(Dataset rows about figures)
==============================

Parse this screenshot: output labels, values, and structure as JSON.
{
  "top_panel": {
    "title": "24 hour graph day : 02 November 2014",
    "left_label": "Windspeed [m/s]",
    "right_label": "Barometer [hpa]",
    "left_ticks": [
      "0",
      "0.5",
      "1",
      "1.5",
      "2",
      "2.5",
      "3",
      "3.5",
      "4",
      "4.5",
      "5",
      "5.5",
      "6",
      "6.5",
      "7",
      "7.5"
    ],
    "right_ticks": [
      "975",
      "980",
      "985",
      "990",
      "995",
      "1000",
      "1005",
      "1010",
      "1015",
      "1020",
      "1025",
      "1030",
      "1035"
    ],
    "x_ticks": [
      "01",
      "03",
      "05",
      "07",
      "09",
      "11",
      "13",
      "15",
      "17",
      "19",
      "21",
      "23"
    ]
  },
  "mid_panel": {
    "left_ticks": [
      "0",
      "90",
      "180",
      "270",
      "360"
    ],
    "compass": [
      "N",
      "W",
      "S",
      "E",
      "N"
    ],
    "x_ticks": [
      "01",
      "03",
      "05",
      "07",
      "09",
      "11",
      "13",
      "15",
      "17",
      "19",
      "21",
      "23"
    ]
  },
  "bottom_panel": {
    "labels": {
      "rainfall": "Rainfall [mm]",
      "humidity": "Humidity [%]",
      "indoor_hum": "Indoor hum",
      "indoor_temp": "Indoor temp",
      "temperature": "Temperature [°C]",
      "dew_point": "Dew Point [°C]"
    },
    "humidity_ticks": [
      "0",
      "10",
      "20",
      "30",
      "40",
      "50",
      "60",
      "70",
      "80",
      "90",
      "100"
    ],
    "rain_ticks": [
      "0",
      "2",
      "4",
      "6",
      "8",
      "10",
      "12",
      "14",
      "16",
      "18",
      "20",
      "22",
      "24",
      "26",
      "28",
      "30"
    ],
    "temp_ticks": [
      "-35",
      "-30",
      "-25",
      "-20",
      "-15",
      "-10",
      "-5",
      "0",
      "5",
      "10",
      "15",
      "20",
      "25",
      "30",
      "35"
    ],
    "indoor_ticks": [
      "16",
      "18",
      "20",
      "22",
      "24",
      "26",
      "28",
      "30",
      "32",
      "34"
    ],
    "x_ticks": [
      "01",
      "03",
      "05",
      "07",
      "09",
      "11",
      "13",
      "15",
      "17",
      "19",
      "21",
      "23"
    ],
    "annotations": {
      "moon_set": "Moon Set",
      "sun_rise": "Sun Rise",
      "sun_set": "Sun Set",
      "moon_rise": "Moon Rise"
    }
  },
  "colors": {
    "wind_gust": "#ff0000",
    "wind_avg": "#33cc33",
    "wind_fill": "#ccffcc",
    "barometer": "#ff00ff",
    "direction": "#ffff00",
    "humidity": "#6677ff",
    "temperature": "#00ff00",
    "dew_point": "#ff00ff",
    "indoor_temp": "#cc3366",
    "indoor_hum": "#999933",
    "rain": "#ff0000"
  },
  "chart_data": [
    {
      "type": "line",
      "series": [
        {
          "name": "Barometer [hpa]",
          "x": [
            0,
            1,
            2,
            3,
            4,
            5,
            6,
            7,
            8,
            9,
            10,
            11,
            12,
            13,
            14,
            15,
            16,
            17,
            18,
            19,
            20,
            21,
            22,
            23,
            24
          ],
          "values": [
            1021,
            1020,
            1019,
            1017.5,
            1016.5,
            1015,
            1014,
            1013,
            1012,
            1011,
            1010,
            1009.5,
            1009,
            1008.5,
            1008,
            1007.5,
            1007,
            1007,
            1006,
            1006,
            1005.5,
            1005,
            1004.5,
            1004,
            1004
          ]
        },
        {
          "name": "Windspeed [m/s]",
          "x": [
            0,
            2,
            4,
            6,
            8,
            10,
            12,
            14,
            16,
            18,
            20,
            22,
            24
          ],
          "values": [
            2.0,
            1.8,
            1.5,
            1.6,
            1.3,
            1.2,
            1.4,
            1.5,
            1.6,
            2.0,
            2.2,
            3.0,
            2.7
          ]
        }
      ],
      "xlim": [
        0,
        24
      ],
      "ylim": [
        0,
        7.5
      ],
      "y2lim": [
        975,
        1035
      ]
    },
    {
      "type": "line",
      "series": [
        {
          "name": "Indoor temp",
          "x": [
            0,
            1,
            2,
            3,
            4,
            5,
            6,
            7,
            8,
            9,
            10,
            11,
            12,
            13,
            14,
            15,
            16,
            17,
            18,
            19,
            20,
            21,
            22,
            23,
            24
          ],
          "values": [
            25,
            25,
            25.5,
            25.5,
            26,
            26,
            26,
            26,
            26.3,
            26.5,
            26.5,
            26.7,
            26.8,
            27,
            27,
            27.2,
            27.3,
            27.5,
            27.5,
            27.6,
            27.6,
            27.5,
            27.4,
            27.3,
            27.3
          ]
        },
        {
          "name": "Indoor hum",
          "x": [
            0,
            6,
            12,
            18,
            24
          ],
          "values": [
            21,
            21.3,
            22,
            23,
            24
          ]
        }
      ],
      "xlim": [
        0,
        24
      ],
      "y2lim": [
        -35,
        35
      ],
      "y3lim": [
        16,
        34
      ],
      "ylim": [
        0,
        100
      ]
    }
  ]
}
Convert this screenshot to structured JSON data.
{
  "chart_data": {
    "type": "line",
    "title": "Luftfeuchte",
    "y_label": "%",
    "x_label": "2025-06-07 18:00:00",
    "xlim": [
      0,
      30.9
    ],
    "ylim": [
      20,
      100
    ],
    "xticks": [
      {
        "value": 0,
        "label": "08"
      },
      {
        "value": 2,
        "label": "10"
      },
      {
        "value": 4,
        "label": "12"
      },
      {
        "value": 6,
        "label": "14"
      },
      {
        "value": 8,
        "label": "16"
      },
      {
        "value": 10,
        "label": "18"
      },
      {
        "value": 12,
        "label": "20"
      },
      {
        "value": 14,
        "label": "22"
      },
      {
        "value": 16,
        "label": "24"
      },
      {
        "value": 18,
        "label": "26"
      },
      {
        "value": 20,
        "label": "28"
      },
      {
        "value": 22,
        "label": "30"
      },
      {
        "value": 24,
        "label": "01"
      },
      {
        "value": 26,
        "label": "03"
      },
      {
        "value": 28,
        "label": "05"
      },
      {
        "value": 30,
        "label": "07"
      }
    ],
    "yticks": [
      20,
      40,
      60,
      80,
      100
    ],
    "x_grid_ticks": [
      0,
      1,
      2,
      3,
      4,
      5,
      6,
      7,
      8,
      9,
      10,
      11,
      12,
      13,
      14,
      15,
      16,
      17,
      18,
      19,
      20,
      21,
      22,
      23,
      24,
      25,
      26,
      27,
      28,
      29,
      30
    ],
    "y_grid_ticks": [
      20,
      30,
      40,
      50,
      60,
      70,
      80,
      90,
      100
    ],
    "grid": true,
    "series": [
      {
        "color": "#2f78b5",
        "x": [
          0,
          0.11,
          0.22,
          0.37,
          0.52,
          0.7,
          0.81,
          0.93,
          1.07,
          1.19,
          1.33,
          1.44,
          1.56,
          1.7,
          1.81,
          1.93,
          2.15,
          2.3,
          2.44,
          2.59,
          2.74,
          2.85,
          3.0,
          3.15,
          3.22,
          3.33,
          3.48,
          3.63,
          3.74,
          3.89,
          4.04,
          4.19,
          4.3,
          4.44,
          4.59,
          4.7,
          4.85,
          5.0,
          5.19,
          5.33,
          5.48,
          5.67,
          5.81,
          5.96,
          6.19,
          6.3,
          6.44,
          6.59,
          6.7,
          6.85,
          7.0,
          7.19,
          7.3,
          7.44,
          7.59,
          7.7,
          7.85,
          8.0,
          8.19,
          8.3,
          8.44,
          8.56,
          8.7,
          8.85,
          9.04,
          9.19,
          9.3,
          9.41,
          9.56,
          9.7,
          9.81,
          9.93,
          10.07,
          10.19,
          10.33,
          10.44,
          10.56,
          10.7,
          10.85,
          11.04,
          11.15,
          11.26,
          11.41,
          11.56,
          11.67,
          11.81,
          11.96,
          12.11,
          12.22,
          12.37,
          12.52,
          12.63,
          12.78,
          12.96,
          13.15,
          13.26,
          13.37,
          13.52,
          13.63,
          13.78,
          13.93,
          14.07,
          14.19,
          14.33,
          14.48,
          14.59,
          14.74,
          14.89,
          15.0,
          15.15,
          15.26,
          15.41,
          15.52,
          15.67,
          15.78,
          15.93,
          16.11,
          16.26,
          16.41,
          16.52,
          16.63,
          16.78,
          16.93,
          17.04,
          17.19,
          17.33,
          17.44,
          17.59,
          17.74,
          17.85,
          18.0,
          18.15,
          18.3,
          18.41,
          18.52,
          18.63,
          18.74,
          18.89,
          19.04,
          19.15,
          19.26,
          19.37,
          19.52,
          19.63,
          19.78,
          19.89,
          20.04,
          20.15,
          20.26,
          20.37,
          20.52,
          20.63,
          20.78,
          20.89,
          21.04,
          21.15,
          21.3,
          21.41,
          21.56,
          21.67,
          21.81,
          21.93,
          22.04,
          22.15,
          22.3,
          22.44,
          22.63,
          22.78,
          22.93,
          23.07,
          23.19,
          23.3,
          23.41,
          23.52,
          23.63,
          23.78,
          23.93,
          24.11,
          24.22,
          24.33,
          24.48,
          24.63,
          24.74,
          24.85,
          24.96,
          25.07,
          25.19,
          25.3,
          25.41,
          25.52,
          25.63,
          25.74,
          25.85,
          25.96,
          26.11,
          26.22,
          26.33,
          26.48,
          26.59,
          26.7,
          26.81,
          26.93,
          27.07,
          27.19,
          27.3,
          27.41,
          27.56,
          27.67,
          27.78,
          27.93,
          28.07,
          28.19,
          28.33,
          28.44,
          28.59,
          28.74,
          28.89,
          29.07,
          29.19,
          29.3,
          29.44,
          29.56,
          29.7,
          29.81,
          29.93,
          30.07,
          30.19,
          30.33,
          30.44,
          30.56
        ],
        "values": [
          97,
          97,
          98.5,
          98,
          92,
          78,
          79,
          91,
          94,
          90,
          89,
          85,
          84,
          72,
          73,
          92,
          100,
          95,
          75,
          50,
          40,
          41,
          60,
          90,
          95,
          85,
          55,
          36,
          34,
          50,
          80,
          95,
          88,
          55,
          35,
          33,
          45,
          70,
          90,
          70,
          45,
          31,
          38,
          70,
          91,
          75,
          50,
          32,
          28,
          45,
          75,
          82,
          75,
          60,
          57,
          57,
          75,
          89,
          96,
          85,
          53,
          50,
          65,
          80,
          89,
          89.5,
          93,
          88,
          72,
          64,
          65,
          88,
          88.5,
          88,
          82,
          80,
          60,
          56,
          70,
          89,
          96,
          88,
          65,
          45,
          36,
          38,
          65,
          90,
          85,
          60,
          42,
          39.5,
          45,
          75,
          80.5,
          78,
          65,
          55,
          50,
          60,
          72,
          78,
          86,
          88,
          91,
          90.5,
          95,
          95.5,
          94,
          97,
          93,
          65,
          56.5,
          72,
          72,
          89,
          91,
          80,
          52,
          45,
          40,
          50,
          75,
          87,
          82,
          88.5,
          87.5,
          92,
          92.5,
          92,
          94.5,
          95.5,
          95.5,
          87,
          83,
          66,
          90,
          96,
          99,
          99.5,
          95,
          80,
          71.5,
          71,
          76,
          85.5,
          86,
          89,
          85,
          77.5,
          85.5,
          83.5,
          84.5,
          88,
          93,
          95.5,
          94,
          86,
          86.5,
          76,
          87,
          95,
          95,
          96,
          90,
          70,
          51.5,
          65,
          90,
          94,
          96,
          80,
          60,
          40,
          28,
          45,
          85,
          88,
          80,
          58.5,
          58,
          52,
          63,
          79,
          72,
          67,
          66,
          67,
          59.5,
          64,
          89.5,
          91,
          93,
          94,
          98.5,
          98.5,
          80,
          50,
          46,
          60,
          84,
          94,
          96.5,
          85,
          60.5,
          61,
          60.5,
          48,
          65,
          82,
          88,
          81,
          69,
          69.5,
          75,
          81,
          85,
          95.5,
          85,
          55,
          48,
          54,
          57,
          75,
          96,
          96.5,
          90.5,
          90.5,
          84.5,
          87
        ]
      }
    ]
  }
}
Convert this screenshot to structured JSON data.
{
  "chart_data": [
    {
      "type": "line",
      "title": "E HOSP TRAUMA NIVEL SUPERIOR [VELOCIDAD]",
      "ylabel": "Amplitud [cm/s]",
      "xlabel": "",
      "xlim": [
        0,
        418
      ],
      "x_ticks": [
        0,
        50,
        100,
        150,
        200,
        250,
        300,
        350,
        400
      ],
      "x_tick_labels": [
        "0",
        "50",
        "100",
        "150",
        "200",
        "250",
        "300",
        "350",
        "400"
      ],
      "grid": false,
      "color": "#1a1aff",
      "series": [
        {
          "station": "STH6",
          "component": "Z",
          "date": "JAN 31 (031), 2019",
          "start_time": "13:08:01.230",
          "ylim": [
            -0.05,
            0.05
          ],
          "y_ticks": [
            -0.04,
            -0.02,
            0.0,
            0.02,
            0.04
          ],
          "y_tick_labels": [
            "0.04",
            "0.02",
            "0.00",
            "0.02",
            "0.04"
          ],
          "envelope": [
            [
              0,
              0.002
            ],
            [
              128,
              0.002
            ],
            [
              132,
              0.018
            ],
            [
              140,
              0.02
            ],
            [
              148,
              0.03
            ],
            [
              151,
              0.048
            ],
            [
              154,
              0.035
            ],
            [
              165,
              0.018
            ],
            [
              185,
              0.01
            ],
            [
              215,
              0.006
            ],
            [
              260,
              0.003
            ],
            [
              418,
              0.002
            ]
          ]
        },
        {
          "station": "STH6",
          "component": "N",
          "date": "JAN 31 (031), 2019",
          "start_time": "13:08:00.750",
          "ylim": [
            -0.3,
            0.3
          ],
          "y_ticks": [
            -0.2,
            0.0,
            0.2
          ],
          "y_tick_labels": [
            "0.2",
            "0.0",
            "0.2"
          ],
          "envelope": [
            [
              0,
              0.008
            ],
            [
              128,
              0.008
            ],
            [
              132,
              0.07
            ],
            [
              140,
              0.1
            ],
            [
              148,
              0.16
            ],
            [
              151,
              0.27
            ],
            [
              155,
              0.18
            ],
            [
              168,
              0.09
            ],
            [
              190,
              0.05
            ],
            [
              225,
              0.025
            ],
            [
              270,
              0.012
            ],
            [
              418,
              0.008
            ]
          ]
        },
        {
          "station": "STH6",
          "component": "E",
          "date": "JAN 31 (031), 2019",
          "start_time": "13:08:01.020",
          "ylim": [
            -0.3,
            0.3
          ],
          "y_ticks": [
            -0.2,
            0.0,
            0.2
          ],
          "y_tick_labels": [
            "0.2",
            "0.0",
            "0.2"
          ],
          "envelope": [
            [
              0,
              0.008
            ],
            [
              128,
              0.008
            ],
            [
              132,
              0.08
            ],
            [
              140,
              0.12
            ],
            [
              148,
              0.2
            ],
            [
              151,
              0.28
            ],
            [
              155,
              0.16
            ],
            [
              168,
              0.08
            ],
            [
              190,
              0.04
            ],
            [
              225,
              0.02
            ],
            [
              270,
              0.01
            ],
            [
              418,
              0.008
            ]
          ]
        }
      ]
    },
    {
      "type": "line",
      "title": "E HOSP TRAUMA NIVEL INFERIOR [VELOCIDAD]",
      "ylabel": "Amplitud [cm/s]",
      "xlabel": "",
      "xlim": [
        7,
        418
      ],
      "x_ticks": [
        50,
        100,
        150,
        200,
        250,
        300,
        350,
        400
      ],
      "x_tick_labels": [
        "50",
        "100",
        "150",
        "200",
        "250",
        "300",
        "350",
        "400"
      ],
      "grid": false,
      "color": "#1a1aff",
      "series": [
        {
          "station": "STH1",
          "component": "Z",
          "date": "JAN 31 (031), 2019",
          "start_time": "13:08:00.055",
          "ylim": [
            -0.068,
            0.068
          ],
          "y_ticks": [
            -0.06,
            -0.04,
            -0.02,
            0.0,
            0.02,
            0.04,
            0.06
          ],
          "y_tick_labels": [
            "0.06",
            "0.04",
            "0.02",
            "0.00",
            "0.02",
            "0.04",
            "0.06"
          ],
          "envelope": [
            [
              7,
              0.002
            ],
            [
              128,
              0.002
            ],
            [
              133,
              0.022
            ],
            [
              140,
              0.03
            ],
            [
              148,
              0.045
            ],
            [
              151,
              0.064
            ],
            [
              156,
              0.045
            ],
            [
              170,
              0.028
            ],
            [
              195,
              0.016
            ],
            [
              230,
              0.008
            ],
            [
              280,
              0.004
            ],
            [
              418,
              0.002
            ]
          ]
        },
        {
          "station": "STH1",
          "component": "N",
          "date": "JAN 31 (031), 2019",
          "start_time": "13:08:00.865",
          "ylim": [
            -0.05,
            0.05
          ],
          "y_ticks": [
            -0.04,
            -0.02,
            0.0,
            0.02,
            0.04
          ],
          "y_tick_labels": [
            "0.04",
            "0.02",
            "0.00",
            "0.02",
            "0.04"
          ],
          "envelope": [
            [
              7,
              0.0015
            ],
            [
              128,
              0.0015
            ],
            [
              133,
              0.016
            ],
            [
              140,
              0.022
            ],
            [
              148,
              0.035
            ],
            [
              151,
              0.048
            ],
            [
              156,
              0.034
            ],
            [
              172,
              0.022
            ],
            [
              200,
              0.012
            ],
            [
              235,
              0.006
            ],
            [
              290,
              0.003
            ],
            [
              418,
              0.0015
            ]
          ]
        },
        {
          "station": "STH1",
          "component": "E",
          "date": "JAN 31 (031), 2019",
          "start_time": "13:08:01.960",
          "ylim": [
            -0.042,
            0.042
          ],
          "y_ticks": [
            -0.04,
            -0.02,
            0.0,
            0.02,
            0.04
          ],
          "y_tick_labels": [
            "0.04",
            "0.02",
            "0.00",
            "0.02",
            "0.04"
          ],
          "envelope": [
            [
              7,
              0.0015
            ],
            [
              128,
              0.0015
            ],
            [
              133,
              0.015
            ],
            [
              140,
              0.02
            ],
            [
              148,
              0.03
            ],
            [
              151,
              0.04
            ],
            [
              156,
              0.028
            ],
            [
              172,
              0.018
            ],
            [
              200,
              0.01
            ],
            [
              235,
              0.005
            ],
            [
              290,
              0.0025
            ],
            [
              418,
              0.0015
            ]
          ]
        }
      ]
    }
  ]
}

==============================

__Request__
Identify the lines that hold the word "VELOCIDAD". Copy every one of them.

__Exercise solution__
      "title": "E HOSP TRAUMA NIVEL SUPERIOR [VELOCIDAD]",
      "title": "E HOSP TRAUMA NIVEL INFERIOR [VELOCIDAD]",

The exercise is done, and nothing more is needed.